● Materials provided:
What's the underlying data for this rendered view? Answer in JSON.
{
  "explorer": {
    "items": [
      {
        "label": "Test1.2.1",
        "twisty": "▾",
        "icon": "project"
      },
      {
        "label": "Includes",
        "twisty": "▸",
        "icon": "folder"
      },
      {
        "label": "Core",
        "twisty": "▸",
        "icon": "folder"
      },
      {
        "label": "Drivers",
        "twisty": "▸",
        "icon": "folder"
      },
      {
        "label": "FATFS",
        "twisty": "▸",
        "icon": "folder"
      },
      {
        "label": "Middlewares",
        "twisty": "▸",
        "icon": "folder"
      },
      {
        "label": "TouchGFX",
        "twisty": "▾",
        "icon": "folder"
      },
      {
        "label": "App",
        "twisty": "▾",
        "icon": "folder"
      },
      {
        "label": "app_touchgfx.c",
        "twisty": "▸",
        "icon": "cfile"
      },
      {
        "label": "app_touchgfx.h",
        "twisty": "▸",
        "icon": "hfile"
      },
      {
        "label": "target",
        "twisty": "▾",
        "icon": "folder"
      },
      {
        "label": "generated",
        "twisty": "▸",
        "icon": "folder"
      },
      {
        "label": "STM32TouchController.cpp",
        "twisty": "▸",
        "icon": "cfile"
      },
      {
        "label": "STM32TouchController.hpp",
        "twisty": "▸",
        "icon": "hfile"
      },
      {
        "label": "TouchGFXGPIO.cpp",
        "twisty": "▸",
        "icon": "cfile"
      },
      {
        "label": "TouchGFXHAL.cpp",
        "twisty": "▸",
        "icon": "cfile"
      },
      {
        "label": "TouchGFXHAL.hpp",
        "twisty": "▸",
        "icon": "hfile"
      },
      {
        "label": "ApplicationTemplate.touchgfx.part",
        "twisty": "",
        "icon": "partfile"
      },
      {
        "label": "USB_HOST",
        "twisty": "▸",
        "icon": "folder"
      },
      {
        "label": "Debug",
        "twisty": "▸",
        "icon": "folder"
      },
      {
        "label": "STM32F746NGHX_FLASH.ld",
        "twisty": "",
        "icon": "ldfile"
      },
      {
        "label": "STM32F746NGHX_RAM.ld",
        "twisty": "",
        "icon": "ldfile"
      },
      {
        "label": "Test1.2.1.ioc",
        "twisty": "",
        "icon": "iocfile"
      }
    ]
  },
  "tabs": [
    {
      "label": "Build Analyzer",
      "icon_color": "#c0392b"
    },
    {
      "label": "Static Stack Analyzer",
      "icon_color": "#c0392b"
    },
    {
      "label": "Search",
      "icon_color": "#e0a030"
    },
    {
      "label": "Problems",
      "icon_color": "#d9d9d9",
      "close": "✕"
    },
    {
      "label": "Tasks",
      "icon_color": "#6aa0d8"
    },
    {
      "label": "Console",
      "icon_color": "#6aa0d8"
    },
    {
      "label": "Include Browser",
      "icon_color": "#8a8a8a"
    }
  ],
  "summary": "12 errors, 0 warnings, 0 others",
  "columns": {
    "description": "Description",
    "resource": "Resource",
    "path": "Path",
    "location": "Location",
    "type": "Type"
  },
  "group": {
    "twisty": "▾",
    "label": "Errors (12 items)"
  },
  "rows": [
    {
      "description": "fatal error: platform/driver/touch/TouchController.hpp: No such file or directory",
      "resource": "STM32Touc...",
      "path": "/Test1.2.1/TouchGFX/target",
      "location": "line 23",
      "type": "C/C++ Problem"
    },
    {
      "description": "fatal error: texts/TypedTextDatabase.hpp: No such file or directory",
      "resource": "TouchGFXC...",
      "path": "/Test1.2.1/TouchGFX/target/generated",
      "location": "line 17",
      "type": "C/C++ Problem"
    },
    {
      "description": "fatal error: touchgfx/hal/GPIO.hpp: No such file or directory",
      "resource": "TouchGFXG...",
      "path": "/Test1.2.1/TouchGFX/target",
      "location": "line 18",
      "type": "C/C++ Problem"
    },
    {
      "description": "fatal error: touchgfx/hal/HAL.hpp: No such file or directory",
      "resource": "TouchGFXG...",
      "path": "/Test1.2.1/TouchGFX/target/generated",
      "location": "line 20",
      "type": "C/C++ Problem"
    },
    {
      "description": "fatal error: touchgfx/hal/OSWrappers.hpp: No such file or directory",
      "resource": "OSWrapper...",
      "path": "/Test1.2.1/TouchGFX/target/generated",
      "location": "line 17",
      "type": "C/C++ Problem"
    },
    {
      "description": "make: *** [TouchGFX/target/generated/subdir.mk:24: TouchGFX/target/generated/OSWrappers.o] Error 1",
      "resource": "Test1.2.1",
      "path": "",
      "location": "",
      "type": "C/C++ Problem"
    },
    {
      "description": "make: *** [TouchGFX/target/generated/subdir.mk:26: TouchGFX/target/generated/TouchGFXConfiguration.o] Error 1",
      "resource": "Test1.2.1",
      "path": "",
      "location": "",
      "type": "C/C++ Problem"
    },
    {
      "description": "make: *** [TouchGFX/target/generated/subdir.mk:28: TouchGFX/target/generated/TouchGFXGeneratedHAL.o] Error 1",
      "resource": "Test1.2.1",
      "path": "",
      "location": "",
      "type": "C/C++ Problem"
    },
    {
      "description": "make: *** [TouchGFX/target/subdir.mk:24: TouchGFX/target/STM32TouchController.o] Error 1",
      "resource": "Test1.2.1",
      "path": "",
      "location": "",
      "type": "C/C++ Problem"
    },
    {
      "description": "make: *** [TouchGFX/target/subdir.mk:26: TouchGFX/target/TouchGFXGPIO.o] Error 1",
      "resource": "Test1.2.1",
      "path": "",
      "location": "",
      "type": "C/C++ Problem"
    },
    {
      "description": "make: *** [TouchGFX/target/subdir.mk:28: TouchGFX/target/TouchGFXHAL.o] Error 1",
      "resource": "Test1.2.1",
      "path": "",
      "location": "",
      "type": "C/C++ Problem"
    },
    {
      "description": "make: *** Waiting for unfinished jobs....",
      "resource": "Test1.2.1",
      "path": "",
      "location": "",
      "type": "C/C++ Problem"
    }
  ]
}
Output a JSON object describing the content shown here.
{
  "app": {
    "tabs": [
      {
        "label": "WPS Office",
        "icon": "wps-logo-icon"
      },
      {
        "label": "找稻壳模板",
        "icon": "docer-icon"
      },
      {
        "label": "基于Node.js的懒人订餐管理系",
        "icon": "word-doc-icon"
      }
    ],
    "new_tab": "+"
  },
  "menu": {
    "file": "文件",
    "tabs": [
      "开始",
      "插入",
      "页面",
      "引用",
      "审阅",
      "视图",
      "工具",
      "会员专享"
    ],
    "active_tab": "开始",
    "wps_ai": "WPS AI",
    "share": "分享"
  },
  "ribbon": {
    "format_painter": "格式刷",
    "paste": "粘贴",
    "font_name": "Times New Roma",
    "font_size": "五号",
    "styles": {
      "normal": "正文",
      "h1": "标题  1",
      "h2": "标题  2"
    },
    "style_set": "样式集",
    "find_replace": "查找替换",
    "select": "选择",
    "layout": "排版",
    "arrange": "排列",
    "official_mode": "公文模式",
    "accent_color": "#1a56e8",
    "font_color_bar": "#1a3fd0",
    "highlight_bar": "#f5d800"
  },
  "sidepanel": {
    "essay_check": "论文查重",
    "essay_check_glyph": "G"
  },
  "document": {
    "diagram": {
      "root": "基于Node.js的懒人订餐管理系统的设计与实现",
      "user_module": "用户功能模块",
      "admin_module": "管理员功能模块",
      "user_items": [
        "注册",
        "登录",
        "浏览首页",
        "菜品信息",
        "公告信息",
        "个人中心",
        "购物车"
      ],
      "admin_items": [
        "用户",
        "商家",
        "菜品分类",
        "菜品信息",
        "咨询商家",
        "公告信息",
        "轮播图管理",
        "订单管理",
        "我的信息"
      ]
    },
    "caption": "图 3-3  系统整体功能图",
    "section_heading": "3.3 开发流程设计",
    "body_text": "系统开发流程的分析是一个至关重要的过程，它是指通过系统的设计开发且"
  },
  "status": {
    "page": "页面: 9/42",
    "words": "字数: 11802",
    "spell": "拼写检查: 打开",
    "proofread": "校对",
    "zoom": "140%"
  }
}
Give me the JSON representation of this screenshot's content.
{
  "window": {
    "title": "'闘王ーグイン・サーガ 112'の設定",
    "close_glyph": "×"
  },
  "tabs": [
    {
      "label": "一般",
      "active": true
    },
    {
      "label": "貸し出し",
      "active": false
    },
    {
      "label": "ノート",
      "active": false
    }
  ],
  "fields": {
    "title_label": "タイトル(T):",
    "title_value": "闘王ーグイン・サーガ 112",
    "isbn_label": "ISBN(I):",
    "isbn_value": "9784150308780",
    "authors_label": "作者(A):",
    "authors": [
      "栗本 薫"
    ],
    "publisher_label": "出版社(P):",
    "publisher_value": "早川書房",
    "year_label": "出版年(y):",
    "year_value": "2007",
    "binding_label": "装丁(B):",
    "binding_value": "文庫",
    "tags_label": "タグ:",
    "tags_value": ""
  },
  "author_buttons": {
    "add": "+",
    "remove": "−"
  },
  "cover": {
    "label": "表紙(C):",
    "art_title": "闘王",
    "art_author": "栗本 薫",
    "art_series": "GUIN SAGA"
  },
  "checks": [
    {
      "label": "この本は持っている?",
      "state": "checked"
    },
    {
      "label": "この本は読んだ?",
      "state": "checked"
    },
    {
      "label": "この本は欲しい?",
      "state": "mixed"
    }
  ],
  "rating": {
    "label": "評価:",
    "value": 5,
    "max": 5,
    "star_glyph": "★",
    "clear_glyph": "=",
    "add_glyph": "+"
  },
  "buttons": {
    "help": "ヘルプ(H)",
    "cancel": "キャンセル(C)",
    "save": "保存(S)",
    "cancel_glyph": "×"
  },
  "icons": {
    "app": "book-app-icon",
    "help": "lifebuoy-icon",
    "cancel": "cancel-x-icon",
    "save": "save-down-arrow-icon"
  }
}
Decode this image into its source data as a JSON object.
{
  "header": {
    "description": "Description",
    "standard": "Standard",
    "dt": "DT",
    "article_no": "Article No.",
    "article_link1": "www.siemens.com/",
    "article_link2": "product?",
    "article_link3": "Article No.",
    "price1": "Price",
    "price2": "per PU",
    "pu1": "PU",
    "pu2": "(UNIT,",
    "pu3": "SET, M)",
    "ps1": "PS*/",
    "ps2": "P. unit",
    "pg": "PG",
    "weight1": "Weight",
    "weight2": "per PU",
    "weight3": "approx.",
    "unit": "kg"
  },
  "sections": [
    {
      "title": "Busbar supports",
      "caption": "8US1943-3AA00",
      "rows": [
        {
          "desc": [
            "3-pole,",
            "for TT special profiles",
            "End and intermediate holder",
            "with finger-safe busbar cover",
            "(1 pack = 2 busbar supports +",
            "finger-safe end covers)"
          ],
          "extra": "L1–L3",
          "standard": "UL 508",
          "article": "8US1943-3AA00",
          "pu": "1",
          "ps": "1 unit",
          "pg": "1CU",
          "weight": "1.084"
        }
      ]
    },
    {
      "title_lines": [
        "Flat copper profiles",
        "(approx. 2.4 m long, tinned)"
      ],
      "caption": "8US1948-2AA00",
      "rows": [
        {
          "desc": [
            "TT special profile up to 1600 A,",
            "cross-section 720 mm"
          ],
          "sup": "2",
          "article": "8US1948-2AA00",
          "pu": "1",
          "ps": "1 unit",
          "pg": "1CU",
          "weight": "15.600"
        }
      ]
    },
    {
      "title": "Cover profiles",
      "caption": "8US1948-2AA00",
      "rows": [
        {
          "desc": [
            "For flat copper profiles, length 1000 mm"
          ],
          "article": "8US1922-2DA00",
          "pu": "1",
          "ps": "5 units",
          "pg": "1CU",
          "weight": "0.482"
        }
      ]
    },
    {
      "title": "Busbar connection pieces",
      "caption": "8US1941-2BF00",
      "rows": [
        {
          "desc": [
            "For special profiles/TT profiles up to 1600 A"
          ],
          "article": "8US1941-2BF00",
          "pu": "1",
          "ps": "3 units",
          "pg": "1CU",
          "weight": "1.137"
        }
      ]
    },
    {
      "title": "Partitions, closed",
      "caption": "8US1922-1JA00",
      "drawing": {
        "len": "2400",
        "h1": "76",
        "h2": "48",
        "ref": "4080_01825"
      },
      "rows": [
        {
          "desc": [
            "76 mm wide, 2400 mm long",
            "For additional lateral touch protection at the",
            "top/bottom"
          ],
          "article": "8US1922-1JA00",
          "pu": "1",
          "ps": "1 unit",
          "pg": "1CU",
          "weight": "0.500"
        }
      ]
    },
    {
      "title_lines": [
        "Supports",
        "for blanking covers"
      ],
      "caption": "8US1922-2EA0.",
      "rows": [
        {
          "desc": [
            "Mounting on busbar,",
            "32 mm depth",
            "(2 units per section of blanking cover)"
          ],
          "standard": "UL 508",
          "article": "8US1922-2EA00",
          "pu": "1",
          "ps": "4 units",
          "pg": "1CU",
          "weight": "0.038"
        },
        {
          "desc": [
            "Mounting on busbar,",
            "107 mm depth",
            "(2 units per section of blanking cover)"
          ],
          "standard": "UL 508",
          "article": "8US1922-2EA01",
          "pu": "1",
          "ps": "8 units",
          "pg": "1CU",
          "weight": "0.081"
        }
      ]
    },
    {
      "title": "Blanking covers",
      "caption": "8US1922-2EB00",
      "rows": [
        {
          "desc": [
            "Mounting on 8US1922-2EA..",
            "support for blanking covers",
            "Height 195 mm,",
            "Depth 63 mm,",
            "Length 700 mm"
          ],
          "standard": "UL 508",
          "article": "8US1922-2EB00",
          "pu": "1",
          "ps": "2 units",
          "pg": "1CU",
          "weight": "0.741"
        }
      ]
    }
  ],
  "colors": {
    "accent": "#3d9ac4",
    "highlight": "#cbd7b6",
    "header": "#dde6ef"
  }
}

● Exercise instructions: Consider the entries above and return each line with the string "TouchGFXGPIO".

● Final result:
        "label": "TouchGFXGPIO.cpp",
      "description": "make: *** [TouchGFX/target/subdir.mk:26: TouchGFX/target/TouchGFXGPIO.o] Error 1",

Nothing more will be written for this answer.